Instruction - Find every line in the records below that holds the word "Sandra", and copy it out.

---------------

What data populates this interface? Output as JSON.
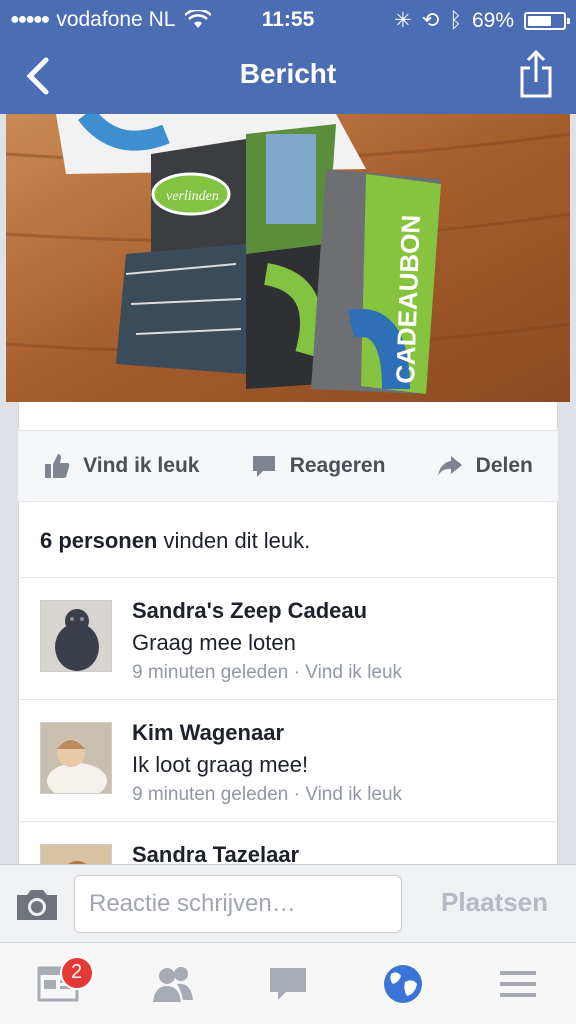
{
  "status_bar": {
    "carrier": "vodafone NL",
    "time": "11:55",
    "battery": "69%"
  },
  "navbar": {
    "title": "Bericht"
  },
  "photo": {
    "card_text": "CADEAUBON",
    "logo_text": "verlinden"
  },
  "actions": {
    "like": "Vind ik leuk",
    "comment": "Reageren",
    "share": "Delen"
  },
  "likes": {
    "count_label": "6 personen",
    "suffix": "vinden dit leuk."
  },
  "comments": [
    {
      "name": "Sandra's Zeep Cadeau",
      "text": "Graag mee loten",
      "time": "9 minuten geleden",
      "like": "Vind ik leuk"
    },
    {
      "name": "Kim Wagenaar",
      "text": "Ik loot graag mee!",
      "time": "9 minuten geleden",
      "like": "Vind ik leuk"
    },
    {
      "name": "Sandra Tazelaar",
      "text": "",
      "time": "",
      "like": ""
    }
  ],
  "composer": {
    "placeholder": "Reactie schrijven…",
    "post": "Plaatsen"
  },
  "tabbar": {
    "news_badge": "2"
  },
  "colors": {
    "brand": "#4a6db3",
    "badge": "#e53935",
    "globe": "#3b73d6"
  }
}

---------------

Solution -
      "name": "Sandra's Zeep Cadeau",
      "name": "Sandra Tazelaar",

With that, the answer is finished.